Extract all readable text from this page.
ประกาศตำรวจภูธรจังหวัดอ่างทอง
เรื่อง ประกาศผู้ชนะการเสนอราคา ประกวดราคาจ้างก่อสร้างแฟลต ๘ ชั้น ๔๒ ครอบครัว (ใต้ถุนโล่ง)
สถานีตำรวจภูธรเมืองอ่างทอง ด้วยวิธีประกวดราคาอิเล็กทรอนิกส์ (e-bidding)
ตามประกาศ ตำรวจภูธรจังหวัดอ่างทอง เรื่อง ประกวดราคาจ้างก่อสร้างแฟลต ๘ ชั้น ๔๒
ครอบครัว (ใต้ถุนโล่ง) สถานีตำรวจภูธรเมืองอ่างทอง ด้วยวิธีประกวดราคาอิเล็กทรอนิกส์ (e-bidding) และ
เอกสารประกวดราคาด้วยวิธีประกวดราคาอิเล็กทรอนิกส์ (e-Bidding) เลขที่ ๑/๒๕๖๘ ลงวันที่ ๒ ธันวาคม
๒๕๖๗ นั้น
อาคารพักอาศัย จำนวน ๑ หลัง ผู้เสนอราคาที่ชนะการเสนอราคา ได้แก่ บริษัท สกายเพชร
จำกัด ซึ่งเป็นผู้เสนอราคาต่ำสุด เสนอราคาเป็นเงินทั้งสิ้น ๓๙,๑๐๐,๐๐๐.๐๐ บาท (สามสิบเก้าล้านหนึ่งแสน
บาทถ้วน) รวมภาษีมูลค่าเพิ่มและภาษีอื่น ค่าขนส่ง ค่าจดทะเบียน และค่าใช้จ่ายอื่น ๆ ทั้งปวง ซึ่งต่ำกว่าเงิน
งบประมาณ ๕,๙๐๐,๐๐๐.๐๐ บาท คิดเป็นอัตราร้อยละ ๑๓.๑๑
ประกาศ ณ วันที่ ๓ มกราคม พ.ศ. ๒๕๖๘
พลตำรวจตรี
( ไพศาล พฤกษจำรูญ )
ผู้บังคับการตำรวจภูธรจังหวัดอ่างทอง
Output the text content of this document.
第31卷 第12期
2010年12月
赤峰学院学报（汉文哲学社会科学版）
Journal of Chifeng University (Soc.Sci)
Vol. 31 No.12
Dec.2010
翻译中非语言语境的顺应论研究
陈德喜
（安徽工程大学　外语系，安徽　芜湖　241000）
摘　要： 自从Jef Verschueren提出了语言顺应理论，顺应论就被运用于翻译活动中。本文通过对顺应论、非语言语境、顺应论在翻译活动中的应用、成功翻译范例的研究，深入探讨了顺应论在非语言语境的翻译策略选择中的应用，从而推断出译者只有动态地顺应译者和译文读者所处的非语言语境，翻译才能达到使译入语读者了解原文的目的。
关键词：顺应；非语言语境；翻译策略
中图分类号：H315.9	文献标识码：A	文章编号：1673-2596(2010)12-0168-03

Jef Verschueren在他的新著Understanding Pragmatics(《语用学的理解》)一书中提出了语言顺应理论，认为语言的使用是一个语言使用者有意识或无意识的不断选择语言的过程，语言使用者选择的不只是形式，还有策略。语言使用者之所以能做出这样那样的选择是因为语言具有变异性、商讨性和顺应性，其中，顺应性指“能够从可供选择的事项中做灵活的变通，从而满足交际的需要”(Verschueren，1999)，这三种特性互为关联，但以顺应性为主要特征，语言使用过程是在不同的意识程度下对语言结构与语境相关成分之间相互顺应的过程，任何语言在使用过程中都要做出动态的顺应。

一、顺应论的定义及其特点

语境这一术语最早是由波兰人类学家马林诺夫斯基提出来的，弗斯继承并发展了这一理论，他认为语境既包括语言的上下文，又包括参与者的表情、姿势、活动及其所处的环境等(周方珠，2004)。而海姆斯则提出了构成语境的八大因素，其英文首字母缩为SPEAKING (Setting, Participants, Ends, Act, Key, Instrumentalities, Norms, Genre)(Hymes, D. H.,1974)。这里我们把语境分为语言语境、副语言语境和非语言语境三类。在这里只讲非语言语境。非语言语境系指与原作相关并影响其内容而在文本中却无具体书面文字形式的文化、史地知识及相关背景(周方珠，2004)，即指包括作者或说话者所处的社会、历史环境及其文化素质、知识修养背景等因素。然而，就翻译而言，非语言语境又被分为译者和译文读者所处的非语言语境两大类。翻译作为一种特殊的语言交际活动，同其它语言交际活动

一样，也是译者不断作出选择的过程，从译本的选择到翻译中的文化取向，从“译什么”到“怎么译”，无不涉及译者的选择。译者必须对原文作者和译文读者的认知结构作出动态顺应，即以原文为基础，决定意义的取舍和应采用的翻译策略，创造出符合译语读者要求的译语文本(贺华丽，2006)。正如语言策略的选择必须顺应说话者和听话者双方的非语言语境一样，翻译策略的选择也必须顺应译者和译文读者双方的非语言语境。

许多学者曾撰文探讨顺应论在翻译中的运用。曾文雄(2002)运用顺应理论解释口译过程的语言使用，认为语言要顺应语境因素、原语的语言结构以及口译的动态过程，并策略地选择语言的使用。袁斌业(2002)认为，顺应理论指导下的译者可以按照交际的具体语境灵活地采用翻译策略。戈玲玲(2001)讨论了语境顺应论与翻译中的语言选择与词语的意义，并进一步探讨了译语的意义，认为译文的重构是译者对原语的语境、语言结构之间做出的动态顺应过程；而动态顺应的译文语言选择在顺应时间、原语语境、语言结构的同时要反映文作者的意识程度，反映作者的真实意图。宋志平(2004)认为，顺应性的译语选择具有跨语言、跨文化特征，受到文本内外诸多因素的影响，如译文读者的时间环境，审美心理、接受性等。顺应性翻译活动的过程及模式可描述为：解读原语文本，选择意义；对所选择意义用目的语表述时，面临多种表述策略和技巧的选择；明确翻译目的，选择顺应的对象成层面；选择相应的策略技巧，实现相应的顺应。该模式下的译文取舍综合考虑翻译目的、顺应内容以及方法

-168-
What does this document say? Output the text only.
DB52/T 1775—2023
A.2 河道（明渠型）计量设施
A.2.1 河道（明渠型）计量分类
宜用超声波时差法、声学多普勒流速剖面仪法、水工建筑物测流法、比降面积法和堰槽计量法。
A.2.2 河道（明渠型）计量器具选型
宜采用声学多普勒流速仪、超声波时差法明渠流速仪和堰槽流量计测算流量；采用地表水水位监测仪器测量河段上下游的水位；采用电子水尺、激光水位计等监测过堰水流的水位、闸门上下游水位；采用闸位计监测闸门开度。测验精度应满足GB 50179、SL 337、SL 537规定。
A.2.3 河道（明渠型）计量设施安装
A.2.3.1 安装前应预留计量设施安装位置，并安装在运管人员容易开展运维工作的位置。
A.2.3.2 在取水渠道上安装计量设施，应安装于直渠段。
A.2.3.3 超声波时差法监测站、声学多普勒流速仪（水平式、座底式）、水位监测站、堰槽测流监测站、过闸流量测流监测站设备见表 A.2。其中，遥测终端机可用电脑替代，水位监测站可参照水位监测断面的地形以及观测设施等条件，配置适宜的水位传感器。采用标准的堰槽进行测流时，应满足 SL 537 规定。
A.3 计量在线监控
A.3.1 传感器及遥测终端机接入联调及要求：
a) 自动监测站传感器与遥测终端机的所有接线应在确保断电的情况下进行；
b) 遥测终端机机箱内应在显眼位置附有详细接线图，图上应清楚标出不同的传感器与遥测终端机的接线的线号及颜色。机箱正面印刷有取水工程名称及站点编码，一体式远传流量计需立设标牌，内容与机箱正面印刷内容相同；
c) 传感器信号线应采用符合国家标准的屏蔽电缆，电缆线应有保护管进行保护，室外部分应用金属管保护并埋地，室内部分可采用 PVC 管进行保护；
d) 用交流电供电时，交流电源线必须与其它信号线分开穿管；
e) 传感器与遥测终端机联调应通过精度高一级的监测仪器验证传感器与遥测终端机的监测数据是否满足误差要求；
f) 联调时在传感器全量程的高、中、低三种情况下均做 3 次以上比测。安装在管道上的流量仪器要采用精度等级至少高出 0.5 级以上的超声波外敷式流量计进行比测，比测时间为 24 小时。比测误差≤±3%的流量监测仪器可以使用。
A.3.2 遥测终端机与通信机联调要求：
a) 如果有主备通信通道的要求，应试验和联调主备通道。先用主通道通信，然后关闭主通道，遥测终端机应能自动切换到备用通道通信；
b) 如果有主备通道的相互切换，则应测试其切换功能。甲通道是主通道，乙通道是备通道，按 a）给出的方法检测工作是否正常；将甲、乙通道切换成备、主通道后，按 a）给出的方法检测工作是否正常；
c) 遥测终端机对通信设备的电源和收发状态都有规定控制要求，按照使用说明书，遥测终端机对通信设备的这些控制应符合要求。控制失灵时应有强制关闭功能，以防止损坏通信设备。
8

::::

- [Written instruction] Take every line from the one containing "What does this" to the end of the listing and output it exactly, with nothing else.

- [Result of this task]
What does this document say? Output the text only.
DB52/T 1775—2023
A.2 河道（明渠型）计量设施
A.2.1 河道（明渠型）计量分类
宜用超声波时差法、声学多普勒流速剖面仪法、水工建筑物测流法、比降面积法和堰槽计量法。
A.2.2 河道（明渠型）计量器具选型
宜采用声学多普勒流速仪、超声波时差法明渠流速仪和堰槽流量计测算流量；采用地表水水位监测仪器测量河段上下游的水位；采用电子水尺、激光水位计等监测过堰水流的水位、闸门上下游水位；采用闸位计监测闸门开度。测验精度应满足GB 50179、SL 337、SL 537规定。
A.2.3 河道（明渠型）计量设施安装
A.2.3.1 安装前应预留计量设施安装位置，并安装在运管人员容易开展运维工作的位置。
A.2.3.2 在取水渠道上安装计量设施，应安装于直渠段。
A.2.3.3 超声波时差法监测站、声学多普勒流速仪（水平式、座底式）、水位监测站、堰槽测流监测站、过闸流量测流监测站设备见表 A.2。其中，遥测终端机可用电脑替代，水位监测站可参照水位监测断面的地形以及观测设施等条件，配置适宜的水位传感器。采用标准的堰槽进行测流时，应满足 SL 537 规定。
A.3 计量在线监控
A.3.1 传感器及遥测终端机接入联调及要求：
a) 自动监测站传感器与遥测终端机的所有接线应在确保断电的情况下进行；
b) 遥测终端机机箱内应在显眼位置附有详细接线图，图上应清楚标出不同的传感器与遥测终端机的接线的线号及颜色。机箱正面印刷有取水工程名称及站点编码，一体式远传流量计需立设标牌，内容与机箱正面印刷内容相同；
c) 传感器信号线应采用符合国家标准的屏蔽电缆，电缆线应有保护管进行保护，室外部分应用金属管保护并埋地，室内部分可采用 PVC 管进行保护；
d) 用交流电供电时，交流电源线必须与其它信号线分开穿管；
e) 传感器与遥测终端机联调应通过精度高一级的监测仪器验证传感器与遥测终端机的监测数据是否满足误差要求；
f) 联调时在传感器全量程的高、中、低三种情况下均做 3 次以上比测。安装在管道上的流量仪器要采用精度等级至少高出 0.5 级以上的超声波外敷式流量计进行比测，比测时间为 24 小时。比测误差≤±3%的流量监测仪器可以使用。
A.3.2 遥测终端机与通信机联调要求：
a) 如果有主备通信通道的要求，应试验和联调主备通道。先用主通道通信，然后关闭主通道，遥测终端机应能自动切换到备用通道通信；
b) 如果有主备通道的相互切换，则应测试其切换功能。甲通道是主通道，乙通道是备通道，按 a）给出的方法检测工作是否正常；将甲、乙通道切换成备、主通道后，按 a）给出的方法检测工作是否正常；
c) 遥测终端机对通信设备的电源和收发状态都有规定控制要求，按照使用说明书，遥测终端机对通信设备的这些控制应符合要求。控制失灵时应有强制关闭功能，以防止损坏通信设备。
8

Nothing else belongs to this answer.